Stored entries
--------

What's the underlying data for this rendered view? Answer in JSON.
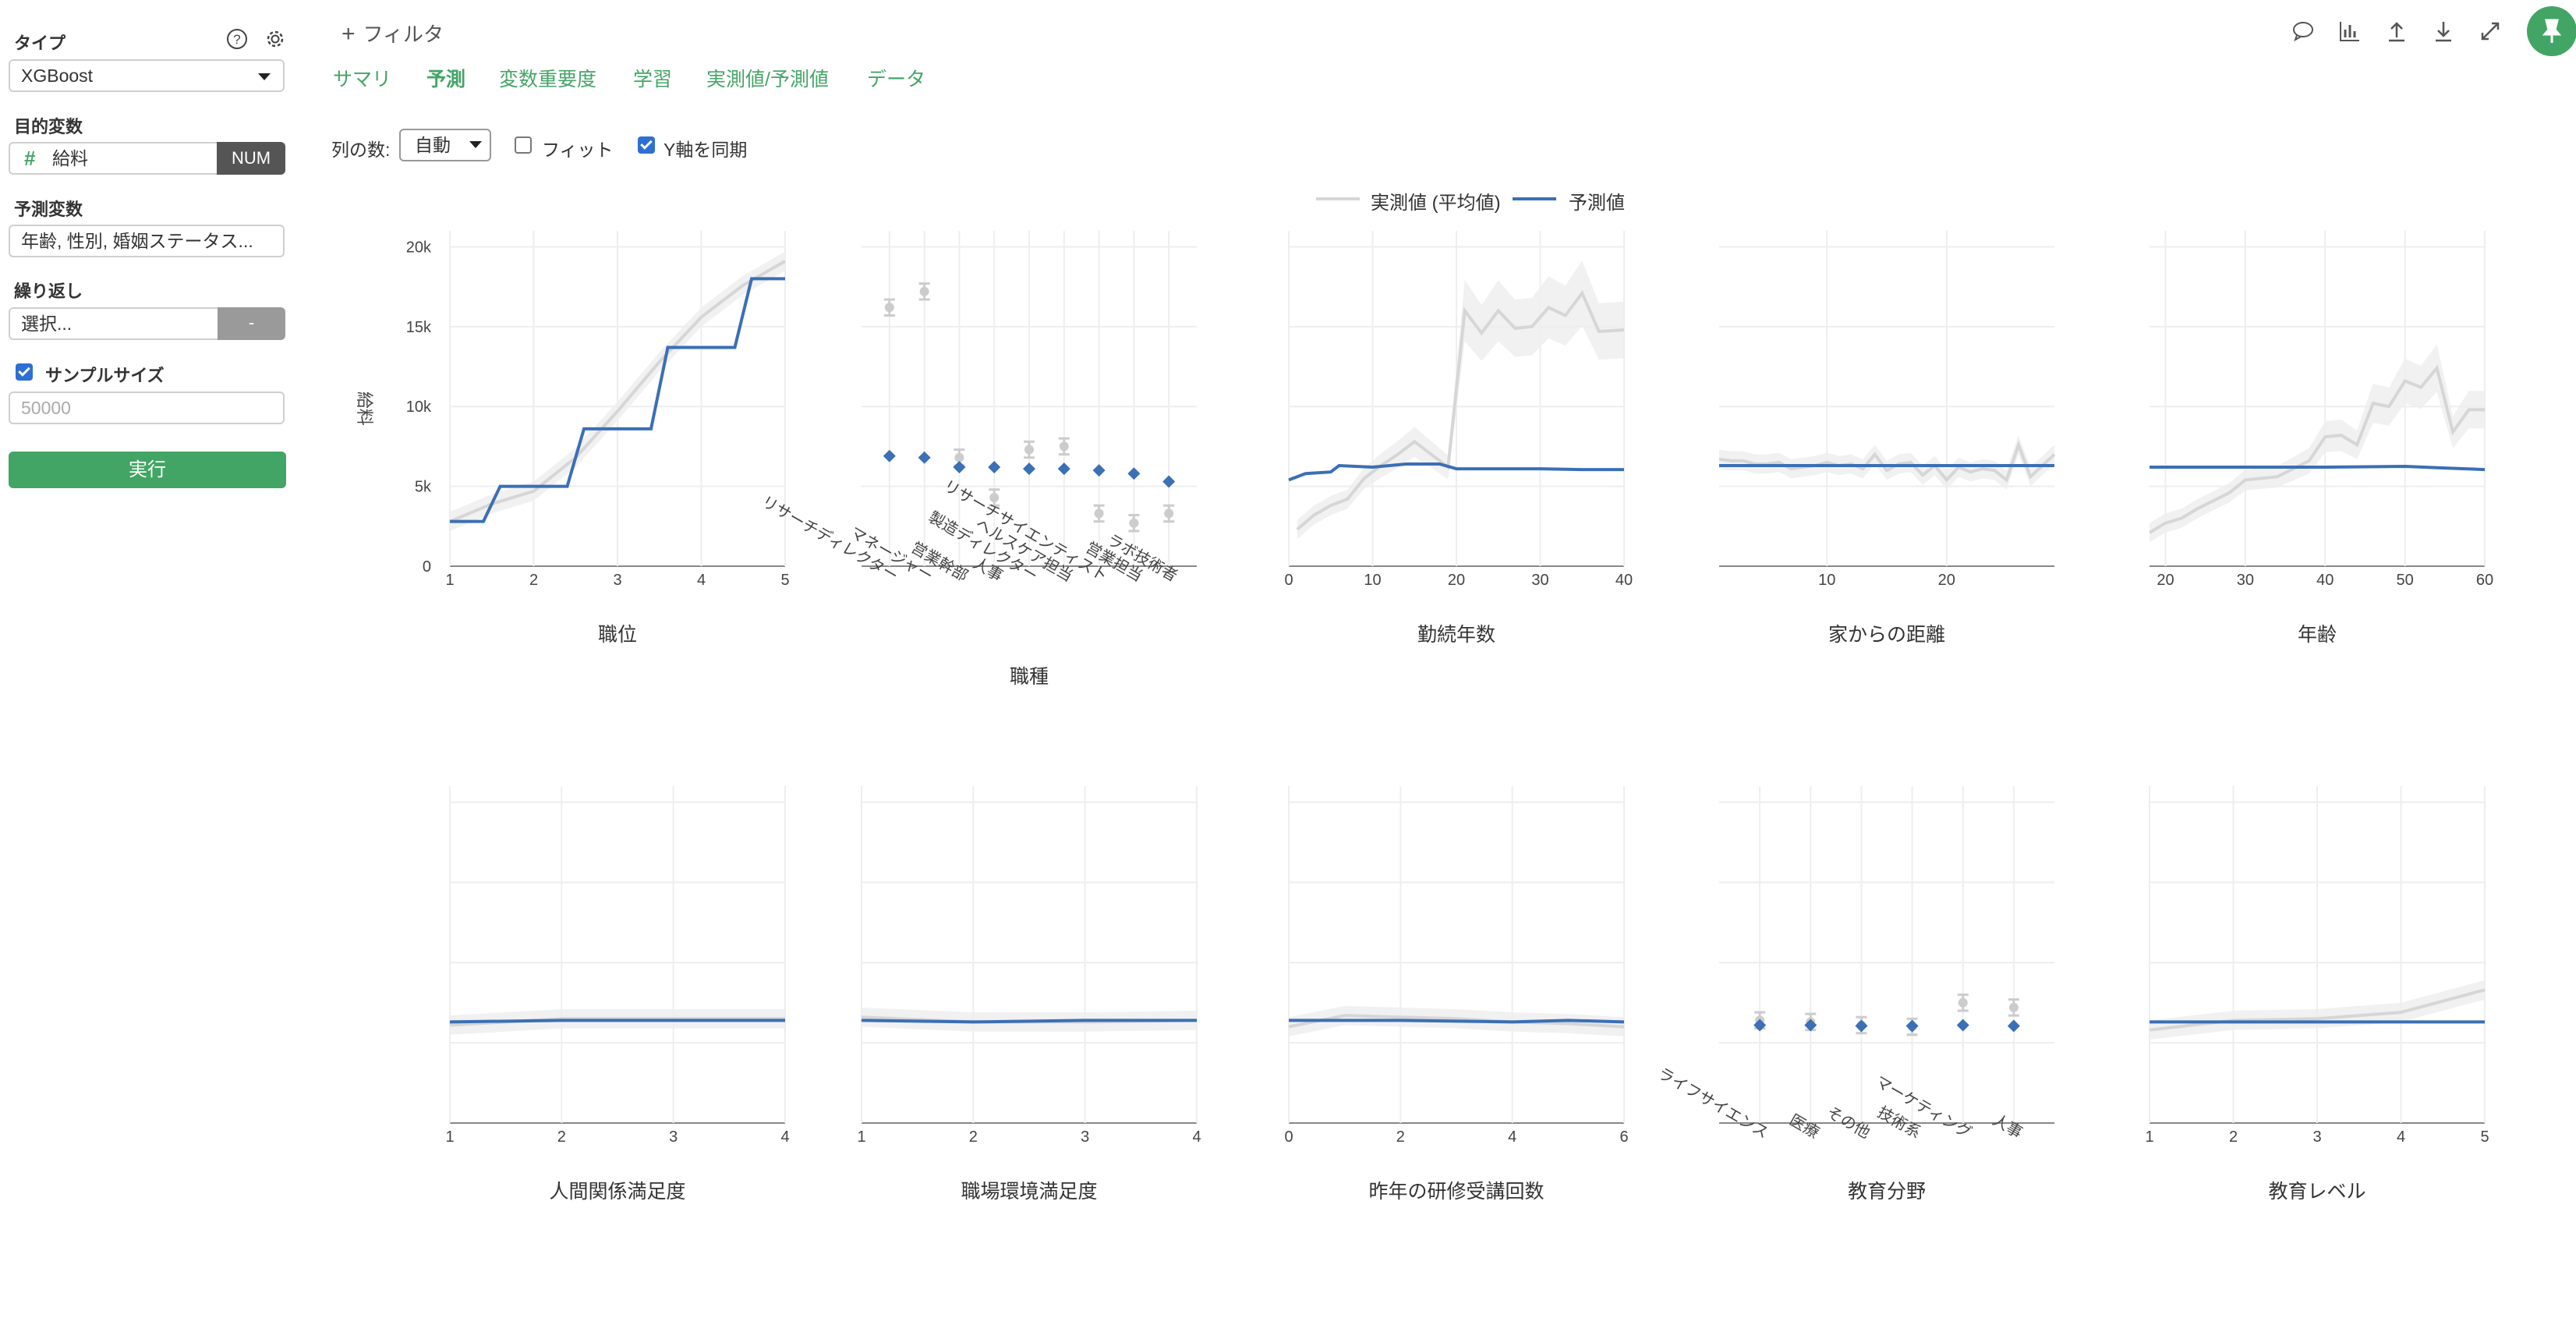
{
  "sidebar": {
    "type_label": "タイプ",
    "type_value": "XGBoost",
    "target_label": "目的変数",
    "target_value": "給料",
    "target_type": "NUM",
    "predictors_label": "予測変数",
    "predictors_value": "年齢, 性別, 婚姻ステータス...",
    "repeat_label": "繰り返し",
    "repeat_placeholder": "選択...",
    "repeat_button": "-",
    "sample_size_label": "サンプルサイズ",
    "sample_size_checked": true,
    "sample_size_placeholder": "50000",
    "run_button": "実行"
  },
  "toolbar": {
    "filter_label": "フィルタ"
  },
  "tabs": [
    "サマリ",
    "予測",
    "変数重要度",
    "学習",
    "実測値/予測値",
    "データ"
  ],
  "active_tab": "予測",
  "options": {
    "columns_label": "列の数:",
    "columns_value": "自動",
    "fit_label": "フィット",
    "fit_checked": false,
    "sync_y_label": "Y軸を同期",
    "sync_y_checked": true
  },
  "legend": [
    "実測値 (平均値)",
    "予測値"
  ],
  "colors": {
    "accent": "#43a565",
    "predicted": "#3b6fb6",
    "actual": "#d6d6d6",
    "band": "#eeeeee"
  },
  "chart_data": [
    {
      "type": "line",
      "xlabel": "職位",
      "ylabel": "給料",
      "ylim": [
        0,
        21000
      ],
      "y_ticks": [
        "0",
        "5k",
        "10k",
        "15k",
        "20k"
      ],
      "x_ticks": [
        "1",
        "2",
        "3",
        "4",
        "5"
      ],
      "actual": {
        "x": [
          1,
          1.5,
          2,
          2.5,
          3,
          3.5,
          4,
          4.5,
          5
        ],
        "y": [
          2800,
          3900,
          4700,
          6800,
          9700,
          12800,
          15600,
          17600,
          19100
        ]
      },
      "predicted": {
        "x": [
          1,
          1.4,
          1.6,
          2.4,
          2.6,
          3.4,
          3.6,
          4.4,
          4.6,
          5
        ],
        "y": [
          2800,
          2800,
          5000,
          5000,
          8600,
          8600,
          13700,
          13700,
          18000,
          18000
        ]
      }
    },
    {
      "type": "scatter",
      "xlabel": "職種",
      "ylim": [
        0,
        21000
      ],
      "categories": [
        "リサーチディレクター",
        "マネージャー",
        "営業幹部",
        "人事",
        "製造ディレクター",
        "ヘルスケア担当",
        "リサーチサイエンティスト",
        "営業担当",
        "ラボ技術者"
      ],
      "actual": [
        16200,
        17200,
        6800,
        4300,
        7300,
        7500,
        3300,
        2700,
        3300
      ],
      "predicted": [
        6900,
        6800,
        6200,
        6200,
        6100,
        6100,
        6000,
        5800,
        5300
      ]
    },
    {
      "type": "line",
      "xlabel": "勤続年数",
      "ylim": [
        0,
        21000
      ],
      "x_ticks": [
        "0",
        "10",
        "20",
        "30",
        "40"
      ],
      "actual": {
        "x": [
          1,
          3,
          5,
          7,
          9,
          11,
          13,
          15,
          17,
          19,
          21,
          23,
          25,
          27,
          29,
          31,
          33,
          35,
          37,
          40
        ],
        "y": [
          2300,
          3200,
          3800,
          4200,
          5500,
          6300,
          7000,
          7800,
          7000,
          6200,
          16000,
          14600,
          16000,
          14900,
          15000,
          16200,
          15700,
          17100,
          14700,
          14800
        ]
      },
      "predicted": {
        "x": [
          0,
          2,
          5,
          6,
          10,
          14,
          18,
          20,
          25,
          30,
          35,
          40
        ],
        "y": [
          5400,
          5800,
          5900,
          6300,
          6200,
          6400,
          6400,
          6100,
          6100,
          6100,
          6050,
          6050
        ]
      }
    },
    {
      "type": "line",
      "xlabel": "家からの距離",
      "ylim": [
        0,
        21000
      ],
      "x_ticks": [
        "10",
        "20"
      ],
      "actual": {
        "x": [
          1,
          2,
          3,
          4,
          5,
          6,
          7,
          8,
          9,
          10,
          11,
          12,
          13,
          14,
          15,
          16,
          17,
          18,
          19,
          20,
          21,
          22,
          23,
          24,
          25,
          26,
          27,
          28,
          29
        ],
        "y": [
          6700,
          6600,
          6600,
          6400,
          6400,
          6500,
          6100,
          6200,
          6300,
          6500,
          6300,
          6400,
          6100,
          7000,
          6000,
          6400,
          6500,
          5700,
          6300,
          5400,
          6200,
          5900,
          6100,
          6000,
          5400,
          7600,
          5600,
          6300,
          7000
        ]
      },
      "predicted": {
        "x": [
          1,
          29
        ],
        "y": [
          6300,
          6300
        ]
      }
    },
    {
      "type": "line",
      "xlabel": "年齢",
      "ylim": [
        0,
        21000
      ],
      "x_ticks": [
        "20",
        "30",
        "40",
        "50",
        "60"
      ],
      "actual": {
        "x": [
          18,
          20,
          22,
          24,
          26,
          28,
          30,
          32,
          34,
          36,
          38,
          40,
          42,
          44,
          46,
          48,
          50,
          52,
          54,
          56,
          58,
          60
        ],
        "y": [
          2100,
          2700,
          3000,
          3600,
          4100,
          4600,
          5400,
          5500,
          5600,
          6100,
          6600,
          8100,
          8200,
          7600,
          10200,
          10000,
          11600,
          11200,
          12400,
          8400,
          9800,
          9800
        ]
      },
      "predicted": {
        "x": [
          18,
          30,
          40,
          50,
          55,
          60
        ],
        "y": [
          6200,
          6200,
          6200,
          6250,
          6150,
          6050
        ]
      }
    },
    {
      "type": "line",
      "xlabel": "人間関係満足度",
      "ylim": [
        0,
        21000
      ],
      "x_ticks": [
        "1",
        "2",
        "3",
        "4"
      ],
      "actual": {
        "x": [
          1,
          2,
          3,
          4
        ],
        "y": [
          6100,
          6500,
          6500,
          6500
        ]
      },
      "predicted": {
        "x": [
          1,
          2,
          3,
          4
        ],
        "y": [
          6300,
          6400,
          6400,
          6400
        ]
      }
    },
    {
      "type": "line",
      "xlabel": "職場環境満足度",
      "ylim": [
        0,
        21000
      ],
      "x_ticks": [
        "1",
        "2",
        "3",
        "4"
      ],
      "actual": {
        "x": [
          1,
          2,
          3,
          4
        ],
        "y": [
          6600,
          6300,
          6300,
          6400
        ]
      },
      "predicted": {
        "x": [
          1,
          2,
          3,
          4
        ],
        "y": [
          6400,
          6300,
          6400,
          6400
        ]
      }
    },
    {
      "type": "line",
      "xlabel": "昨年の研修受講回数",
      "ylim": [
        0,
        21000
      ],
      "x_ticks": [
        "0",
        "2",
        "4",
        "6"
      ],
      "actual": {
        "x": [
          0,
          1,
          2,
          3,
          4,
          5,
          6
        ],
        "y": [
          6000,
          6700,
          6600,
          6500,
          6300,
          6200,
          6000
        ]
      },
      "predicted": {
        "x": [
          0,
          2,
          4,
          5,
          6
        ],
        "y": [
          6400,
          6400,
          6300,
          6400,
          6300
        ]
      }
    },
    {
      "type": "scatter",
      "xlabel": "教育分野",
      "ylim": [
        0,
        21000
      ],
      "categories": [
        "ライフサイエンス",
        "医療",
        "その他",
        "技術系",
        "マーケティング",
        "人事"
      ],
      "actual": [
        6400,
        6300,
        6100,
        6000,
        7500,
        7200
      ],
      "predicted": [
        6100,
        6100,
        6050,
        6050,
        6100,
        6050
      ]
    },
    {
      "type": "line",
      "xlabel": "教育レベル",
      "ylim": [
        0,
        21000
      ],
      "x_ticks": [
        "1",
        "2",
        "3",
        "4",
        "5"
      ],
      "actual": {
        "x": [
          1,
          2,
          3,
          4,
          5
        ],
        "y": [
          5800,
          6400,
          6500,
          6900,
          8300
        ]
      },
      "predicted": {
        "x": [
          1,
          2,
          3,
          4,
          5
        ],
        "y": [
          6300,
          6300,
          6300,
          6300,
          6300
        ]
      }
    }
  ]
}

--------

- **The problem**: Identify the lines in the entries that hold "true" and return each one.

- **Correct result**:
    "sample_size_checked": true,
    "sync_y_checked": true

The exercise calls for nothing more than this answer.